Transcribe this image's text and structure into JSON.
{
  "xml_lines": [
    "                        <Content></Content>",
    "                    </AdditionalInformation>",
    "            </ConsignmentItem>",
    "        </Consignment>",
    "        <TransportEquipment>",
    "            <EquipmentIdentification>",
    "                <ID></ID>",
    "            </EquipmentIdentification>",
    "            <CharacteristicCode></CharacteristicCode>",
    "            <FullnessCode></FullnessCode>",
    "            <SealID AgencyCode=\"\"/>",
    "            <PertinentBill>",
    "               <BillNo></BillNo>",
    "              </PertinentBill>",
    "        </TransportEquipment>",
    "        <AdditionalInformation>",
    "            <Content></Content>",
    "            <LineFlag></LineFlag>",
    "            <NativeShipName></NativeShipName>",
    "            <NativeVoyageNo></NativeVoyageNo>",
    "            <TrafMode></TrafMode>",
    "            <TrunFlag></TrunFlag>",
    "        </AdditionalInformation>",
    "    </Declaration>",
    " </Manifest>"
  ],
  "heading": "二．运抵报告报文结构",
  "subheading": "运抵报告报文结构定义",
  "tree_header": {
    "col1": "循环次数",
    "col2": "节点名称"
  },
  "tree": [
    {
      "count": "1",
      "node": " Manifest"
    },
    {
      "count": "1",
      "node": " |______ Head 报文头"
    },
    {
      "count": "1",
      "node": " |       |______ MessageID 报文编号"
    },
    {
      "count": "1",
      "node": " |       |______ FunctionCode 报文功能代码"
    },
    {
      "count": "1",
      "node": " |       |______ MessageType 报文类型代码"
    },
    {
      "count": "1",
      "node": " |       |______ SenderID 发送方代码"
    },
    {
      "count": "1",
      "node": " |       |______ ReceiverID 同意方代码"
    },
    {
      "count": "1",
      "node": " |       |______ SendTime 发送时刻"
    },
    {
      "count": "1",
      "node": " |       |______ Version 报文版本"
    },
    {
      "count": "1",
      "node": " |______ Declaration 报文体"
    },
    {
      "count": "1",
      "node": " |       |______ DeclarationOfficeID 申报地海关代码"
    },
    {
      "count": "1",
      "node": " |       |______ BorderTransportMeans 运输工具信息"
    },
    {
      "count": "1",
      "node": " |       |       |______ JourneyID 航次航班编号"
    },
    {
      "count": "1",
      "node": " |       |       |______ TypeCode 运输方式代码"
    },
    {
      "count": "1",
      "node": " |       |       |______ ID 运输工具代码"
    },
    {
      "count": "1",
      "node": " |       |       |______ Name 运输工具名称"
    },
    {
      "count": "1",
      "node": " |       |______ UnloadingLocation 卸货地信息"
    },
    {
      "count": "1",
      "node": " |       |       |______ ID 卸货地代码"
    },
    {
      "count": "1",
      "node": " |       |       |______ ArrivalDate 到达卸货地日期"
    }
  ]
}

------------

WHAT YOU NEED TO DO: Filter the entries and copy out every line with the word "TransportEquipment".

EXERCISE RESPONSE:
    "        <TransportEquipment>",
    "        </TransportEquipment>",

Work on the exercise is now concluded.